DATA EXCERPTS:
########

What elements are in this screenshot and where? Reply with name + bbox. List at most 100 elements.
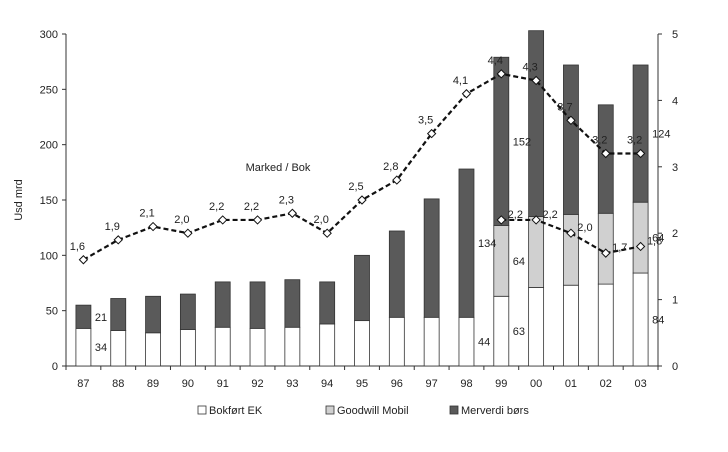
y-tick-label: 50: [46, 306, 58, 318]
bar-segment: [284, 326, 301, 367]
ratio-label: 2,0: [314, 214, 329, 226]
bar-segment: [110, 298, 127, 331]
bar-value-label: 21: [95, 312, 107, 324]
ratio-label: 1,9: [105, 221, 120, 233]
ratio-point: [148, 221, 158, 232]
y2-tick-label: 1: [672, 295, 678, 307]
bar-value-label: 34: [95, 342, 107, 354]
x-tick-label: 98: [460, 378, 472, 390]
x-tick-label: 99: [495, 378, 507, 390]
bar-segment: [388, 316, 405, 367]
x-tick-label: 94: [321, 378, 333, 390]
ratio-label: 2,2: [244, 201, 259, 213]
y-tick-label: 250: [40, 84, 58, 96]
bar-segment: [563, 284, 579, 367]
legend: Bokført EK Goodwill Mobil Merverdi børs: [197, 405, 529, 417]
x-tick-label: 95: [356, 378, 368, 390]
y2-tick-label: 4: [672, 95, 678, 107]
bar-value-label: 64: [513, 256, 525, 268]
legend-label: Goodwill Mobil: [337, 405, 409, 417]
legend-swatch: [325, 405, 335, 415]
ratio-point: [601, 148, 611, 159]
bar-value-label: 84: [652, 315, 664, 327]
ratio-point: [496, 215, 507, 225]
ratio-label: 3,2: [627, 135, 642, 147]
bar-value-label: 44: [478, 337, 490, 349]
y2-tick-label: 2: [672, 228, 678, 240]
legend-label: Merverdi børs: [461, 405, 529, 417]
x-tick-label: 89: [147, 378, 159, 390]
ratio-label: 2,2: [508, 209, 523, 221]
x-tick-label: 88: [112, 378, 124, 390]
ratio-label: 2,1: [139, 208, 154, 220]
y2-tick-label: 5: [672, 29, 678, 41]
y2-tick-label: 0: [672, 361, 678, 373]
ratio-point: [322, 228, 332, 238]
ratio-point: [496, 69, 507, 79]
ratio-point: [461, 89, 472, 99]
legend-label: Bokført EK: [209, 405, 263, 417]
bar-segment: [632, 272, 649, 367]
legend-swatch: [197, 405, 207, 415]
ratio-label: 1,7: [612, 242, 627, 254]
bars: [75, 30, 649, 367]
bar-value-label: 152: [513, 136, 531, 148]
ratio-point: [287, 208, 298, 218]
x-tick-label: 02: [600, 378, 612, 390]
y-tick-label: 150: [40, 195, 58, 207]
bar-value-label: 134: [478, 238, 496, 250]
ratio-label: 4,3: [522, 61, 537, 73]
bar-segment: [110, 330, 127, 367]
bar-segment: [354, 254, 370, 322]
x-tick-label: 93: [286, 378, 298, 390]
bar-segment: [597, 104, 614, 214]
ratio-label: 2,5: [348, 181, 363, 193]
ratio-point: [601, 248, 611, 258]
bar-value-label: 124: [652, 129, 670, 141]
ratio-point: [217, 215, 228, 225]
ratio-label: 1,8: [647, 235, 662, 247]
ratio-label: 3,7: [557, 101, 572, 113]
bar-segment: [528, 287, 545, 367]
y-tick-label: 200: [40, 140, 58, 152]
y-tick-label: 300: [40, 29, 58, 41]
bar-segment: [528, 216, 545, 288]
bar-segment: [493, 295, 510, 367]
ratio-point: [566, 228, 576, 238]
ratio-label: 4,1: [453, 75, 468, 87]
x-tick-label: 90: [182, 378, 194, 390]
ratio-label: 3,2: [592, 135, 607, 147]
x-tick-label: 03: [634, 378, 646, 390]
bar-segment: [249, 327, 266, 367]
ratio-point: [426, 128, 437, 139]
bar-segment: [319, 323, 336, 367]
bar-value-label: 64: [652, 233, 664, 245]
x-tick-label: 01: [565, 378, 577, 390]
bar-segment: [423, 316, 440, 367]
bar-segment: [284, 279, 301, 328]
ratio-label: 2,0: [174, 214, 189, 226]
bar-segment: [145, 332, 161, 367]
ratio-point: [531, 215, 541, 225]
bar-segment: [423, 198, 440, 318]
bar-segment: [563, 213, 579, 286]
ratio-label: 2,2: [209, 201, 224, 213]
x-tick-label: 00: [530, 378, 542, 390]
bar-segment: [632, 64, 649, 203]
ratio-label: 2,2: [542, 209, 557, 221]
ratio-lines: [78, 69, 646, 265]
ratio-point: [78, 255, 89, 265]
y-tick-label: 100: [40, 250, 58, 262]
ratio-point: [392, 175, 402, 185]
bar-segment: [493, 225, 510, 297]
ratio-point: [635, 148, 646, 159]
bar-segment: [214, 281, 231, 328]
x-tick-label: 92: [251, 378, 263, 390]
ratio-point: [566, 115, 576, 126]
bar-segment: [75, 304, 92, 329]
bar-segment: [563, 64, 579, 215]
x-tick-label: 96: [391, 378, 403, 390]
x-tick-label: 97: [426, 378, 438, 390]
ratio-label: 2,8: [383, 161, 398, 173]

########

Reproduce every row above word for word, leaving out the pictures.

SOLUTION:
What elements are in this screenshot and where? Reply with name + bbox. List at most 100 elements.
y-tick-label: 50: [46, 306, 58, 318]
bar-segment: [284, 326, 301, 367]
ratio-label: 2,0: [314, 214, 329, 226]
bar-segment: [110, 298, 127, 331]
bar-value-label: 21: [95, 312, 107, 324]
ratio-label: 1,9: [105, 221, 120, 233]
ratio-point: [148, 221, 158, 232]
y2-tick-label: 1: [672, 295, 678, 307]
bar-value-label: 34: [95, 342, 107, 354]
x-tick-label: 98: [460, 378, 472, 390]
x-tick-label: 99: [495, 378, 507, 390]
bar-segment: [388, 316, 405, 367]
x-tick-label: 94: [321, 378, 333, 390]
ratio-label: 2,2: [244, 201, 259, 213]
y-tick-label: 250: [40, 84, 58, 96]
bar-segment: [563, 284, 579, 367]
legend: Bokført EK Goodwill Mobil Merverdi børs: [197, 405, 529, 417]
x-tick-label: 95: [356, 378, 368, 390]
y2-tick-label: 4: [672, 95, 678, 107]
bar-value-label: 64: [513, 256, 525, 268]
legend-label: Goodwill Mobil: [337, 405, 409, 417]
legend-swatch: [325, 405, 335, 415]
ratio-point: [601, 148, 611, 159]
bar-value-label: 84: [652, 315, 664, 327]
ratio-point: [496, 215, 507, 225]
ratio-label: 3,2: [627, 135, 642, 147]
bar-value-label: 44: [478, 337, 490, 349]
y2-tick-label: 2: [672, 228, 678, 240]
legend-label: Merverdi børs: [461, 405, 529, 417]
x-tick-label: 89: [147, 378, 159, 390]
ratio-label: 2,2: [508, 209, 523, 221]
x-tick-label: 88: [112, 378, 124, 390]
ratio-label: 2,1: [139, 208, 154, 220]
y2-tick-label: 5: [672, 29, 678, 41]
y2-tick-label: 0: [672, 361, 678, 373]
ratio-point: [322, 228, 332, 238]
ratio-point: [496, 69, 507, 79]
ratio-point: [461, 89, 472, 99]
legend-label: Bokført EK: [209, 405, 263, 417]
bar-segment: [632, 272, 649, 367]
legend-swatch: [197, 405, 207, 415]
ratio-label: 1,7: [612, 242, 627, 254]
bars: [75, 30, 649, 367]
bar-value-label: 152: [513, 136, 531, 148]
ratio-point: [287, 208, 298, 218]
x-tick-label: 02: [600, 378, 612, 390]
y-tick-label: 150: [40, 195, 58, 207]
bar-value-label: 134: [478, 238, 496, 250]
ratio-label: 4,3: [522, 61, 537, 73]
bar-segment: [110, 330, 127, 367]
bar-segment: [354, 254, 370, 322]
x-tick-label: 93: [286, 378, 298, 390]
bar-segment: [597, 104, 614, 214]
ratio-label: 2,5: [348, 181, 363, 193]
ratio-point: [601, 248, 611, 258]
bar-value-label: 124: [652, 129, 670, 141]
ratio-point: [217, 215, 228, 225]
ratio-label: 1,8: [647, 235, 662, 247]
ratio-label: 3,7: [557, 101, 572, 113]
bar-segment: [528, 287, 545, 367]
y-tick-label: 200: [40, 140, 58, 152]
y-tick-label: 300: [40, 29, 58, 41]
bar-segment: [528, 216, 545, 288]
bar-segment: [493, 295, 510, 367]
ratio-point: [566, 228, 576, 238]
ratio-label: 4,1: [453, 75, 468, 87]
x-tick-label: 90: [182, 378, 194, 390]
ratio-label: 3,2: [592, 135, 607, 147]
x-tick-label: 03: [634, 378, 646, 390]
bar-segment: [249, 327, 266, 367]
ratio-point: [426, 128, 437, 139]
bar-segment: [319, 323, 336, 367]
bar-value-label: 64: [652, 233, 664, 245]
x-tick-label: 01: [565, 378, 577, 390]
bar-segment: [423, 316, 440, 367]
bar-segment: [284, 279, 301, 328]
ratio-label: 2,0: [174, 214, 189, 226]
bar-segment: [145, 332, 161, 367]
ratio-point: [531, 215, 541, 225]
bar-segment: [423, 198, 440, 318]
bar-segment: [563, 213, 579, 286]
ratio-label: 2,2: [209, 201, 224, 213]
x-tick-label: 00: [530, 378, 542, 390]
bar-segment: [632, 64, 649, 203]
ratio-label: 2,2: [542, 209, 557, 221]
ratio-lines: [78, 69, 646, 265]
ratio-point: [78, 255, 89, 265]
y-tick-label: 100: [40, 250, 58, 262]
ratio-point: [392, 175, 402, 185]
bar-segment: [493, 225, 510, 297]
ratio-point: [635, 148, 646, 159]
bar-segment: [214, 281, 231, 328]
x-tick-label: 92: [251, 378, 263, 390]
ratio-point: [566, 115, 576, 126]
bar-segment: [75, 304, 92, 329]
bar-segment: [563, 64, 579, 215]
x-tick-label: 96: [391, 378, 403, 390]
x-tick-label: 97: [426, 378, 438, 390]
ratio-label: 2,8: [383, 161, 398, 173]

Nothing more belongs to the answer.